> _Direction_: Below are some records. Pull every line that contains the word "text".

> _Recorded information_:
____

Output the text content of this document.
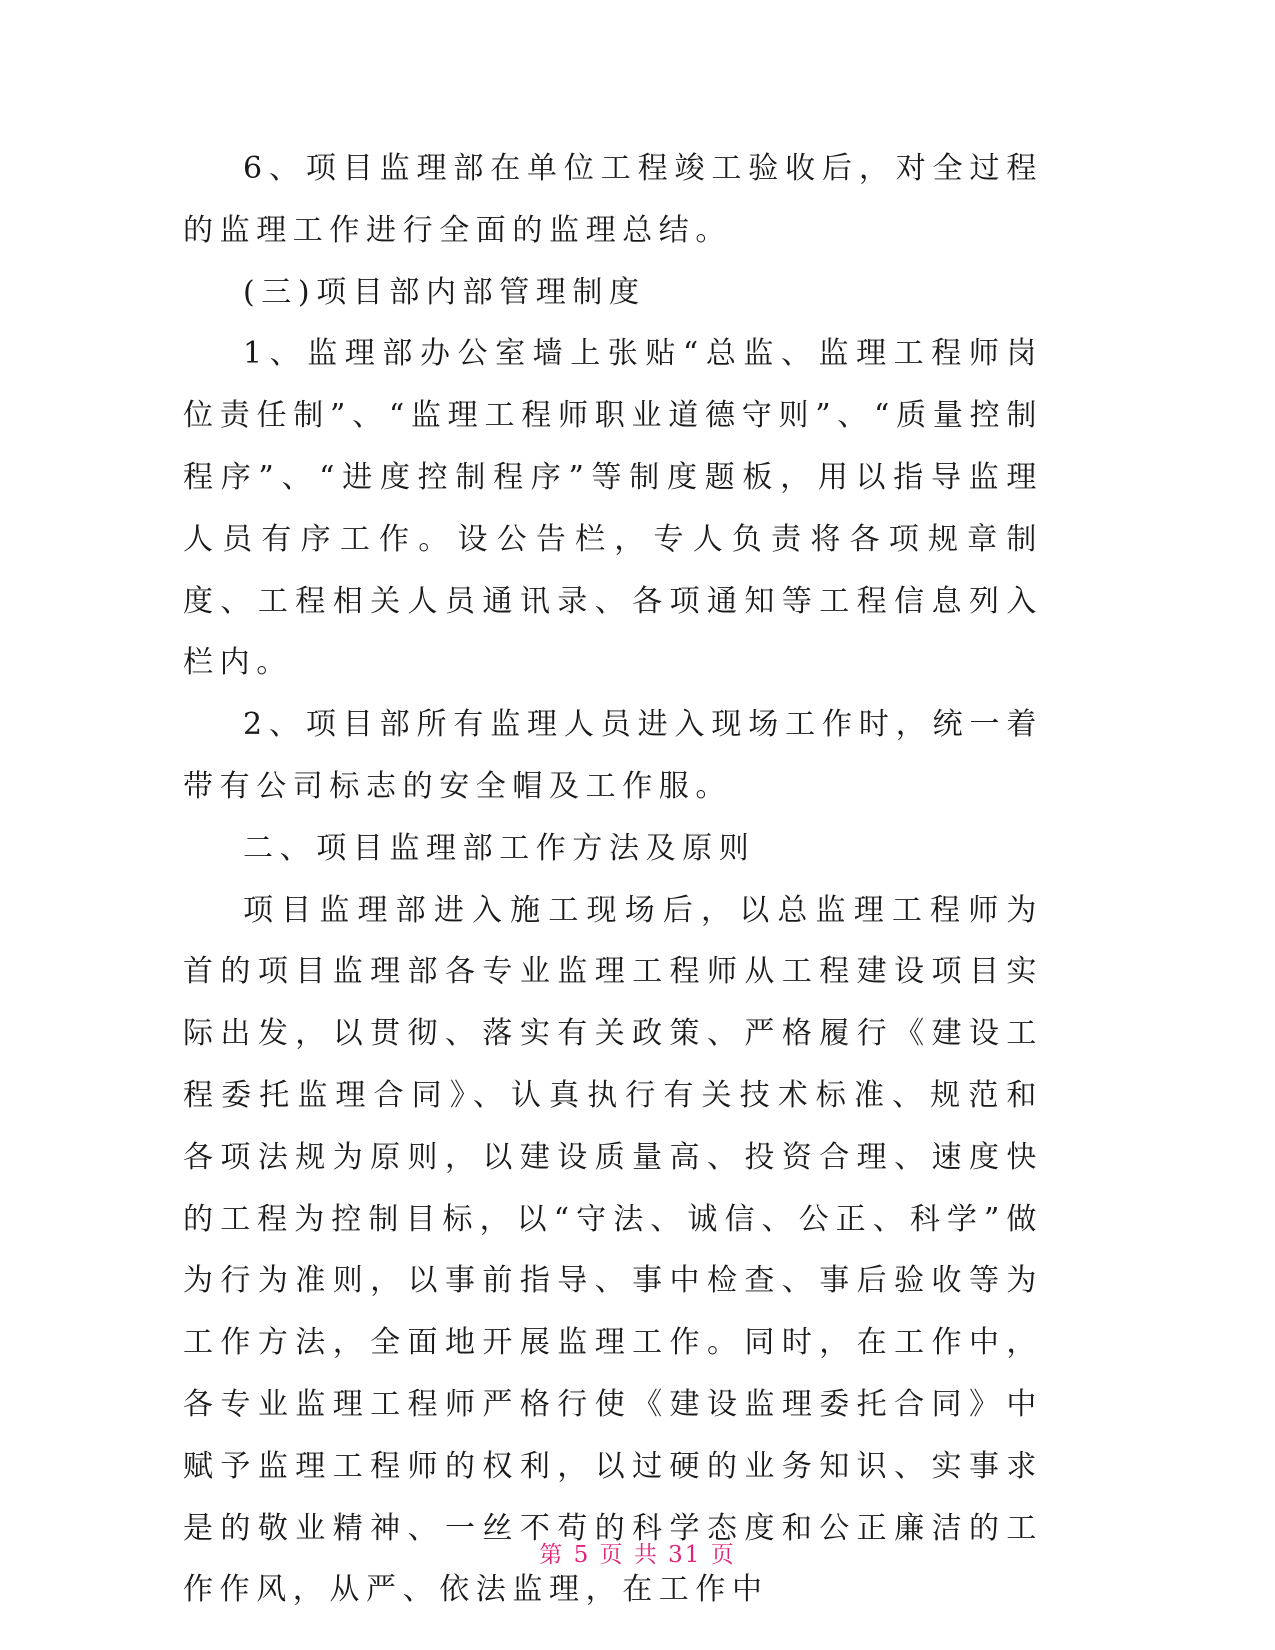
6、项目监理部在单位工程竣工验收后，对全过程的监理工作进行全面的监理总结。

(三)项目部内部管理制度

1、监理部办公室墙上张贴“总监、监理工程师岗位责任制”、“监理工程师职业道德守则”、“质量控制程序”、“进度控制程序”等制度题板，用以指导监理人员有序工作。设公告栏，专人负责将各项规章制度、工程相关人员通讯录、各项通知等工程信息列入栏内。

2、项目部所有监理人员进入现场工作时，统一着带有公司标志的安全帽及工作服。

二、项目监理部工作方法及原则

项目监理部进入施工现场后，以总监理工程师为首的项目监理部各专业监理工程师从工程建设项目实际出发，以贯彻、落实有关政策、严格履行《建设工程委托监理合同》、认真执行有关技术标准、规范和各项法规为原则，以建设质量高、投资合理、速度快的工程为控制目标，以“守法、诚信、公正、科学”做为行为准则，以事前指导、事中检查、事后验收等为工作方法，全面地开展监理工作。同时，在工作中，各专业监理工程师严格行使《建设监理委托合同》中赋予监理工程师的权利，以过硬的业务知识、实事求是的敬业精神、一丝不苟的科学态度和公正廉洁的工作作风，从严、依法监理，在工作中

第 5 页 共 31 页
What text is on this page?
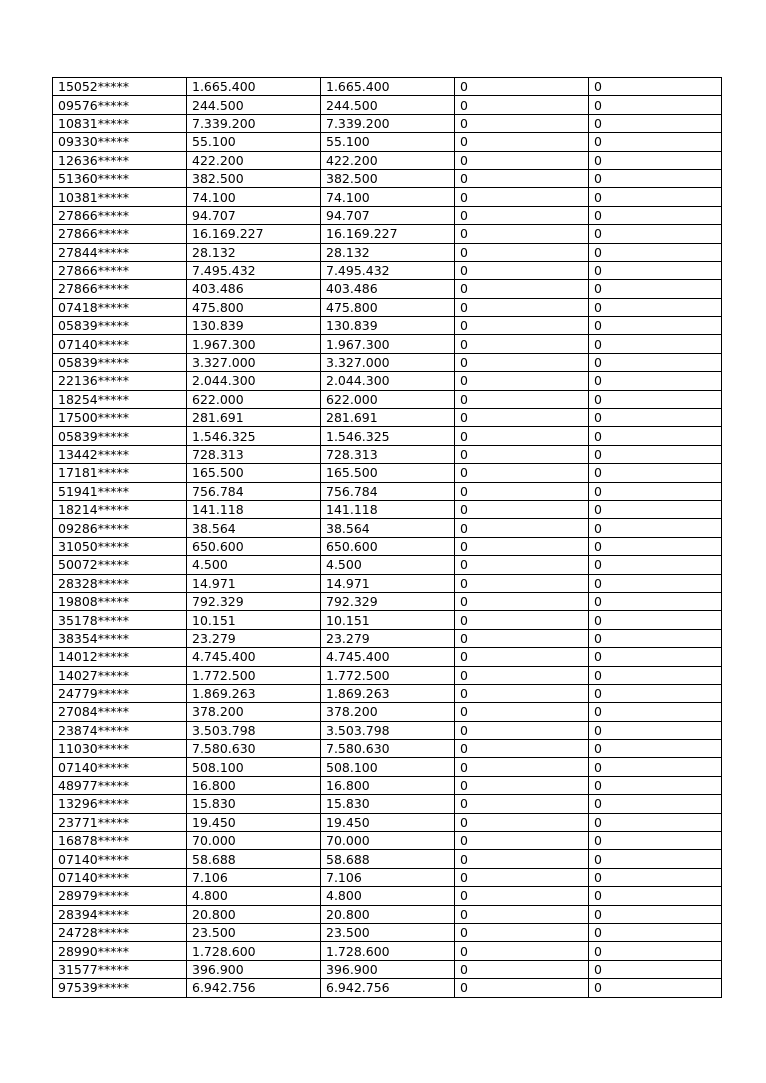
15052*****	1.665.400	1.665.400	0	0
09576*****	244.500	244.500	0	0
10831*****	7.339.200	7.339.200	0	0
09330*****	55.100	55.100	0	0
12636*****	422.200	422.200	0	0
51360*****	382.500	382.500	0	0
10381*****	74.100	74.100	0	0
27866*****	94.707	94.707	0	0
27866*****	16.169.227	16.169.227	0	0
27844*****	28.132	28.132	0	0
27866*****	7.495.432	7.495.432	0	0
27866*****	403.486	403.486	0	0
07418*****	475.800	475.800	0	0
05839*****	130.839	130.839	0	0
07140*****	1.967.300	1.967.300	0	0
05839*****	3.327.000	3.327.000	0	0
22136*****	2.044.300	2.044.300	0	0
18254*****	622.000	622.000	0	0
17500*****	281.691	281.691	0	0
05839*****	1.546.325	1.546.325	0	0
13442*****	728.313	728.313	0	0
17181*****	165.500	165.500	0	0
51941*****	756.784	756.784	0	0
18214*****	141.118	141.118	0	0
09286*****	38.564	38.564	0	0
31050*****	650.600	650.600	0	0
50072*****	4.500	4.500	0	0
28328*****	14.971	14.971	0	0
19808*****	792.329	792.329	0	0
35178*****	10.151	10.151	0	0
38354*****	23.279	23.279	0	0
14012*****	4.745.400	4.745.400	0	0
14027*****	1.772.500	1.772.500	0	0
24779*****	1.869.263	1.869.263	0	0
27084*****	378.200	378.200	0	0
23874*****	3.503.798	3.503.798	0	0
11030*****	7.580.630	7.580.630	0	0
07140*****	508.100	508.100	0	0
48977*****	16.800	16.800	0	0
13296*****	15.830	15.830	0	0
23771*****	19.450	19.450	0	0
16878*****	70.000	70.000	0	0
07140*****	58.688	58.688	0	0
07140*****	7.106	7.106	0	0
28979*****	4.800	4.800	0	0
28394*****	20.800	20.800	0	0
24728*****	23.500	23.500	0	0
28990*****	1.728.600	1.728.600	0	0
31577*****	396.900	396.900	0	0
97539*****	6.942.756	6.942.756	0	0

____

> _Final result_:
Output the text content of this document.
What text is on this page?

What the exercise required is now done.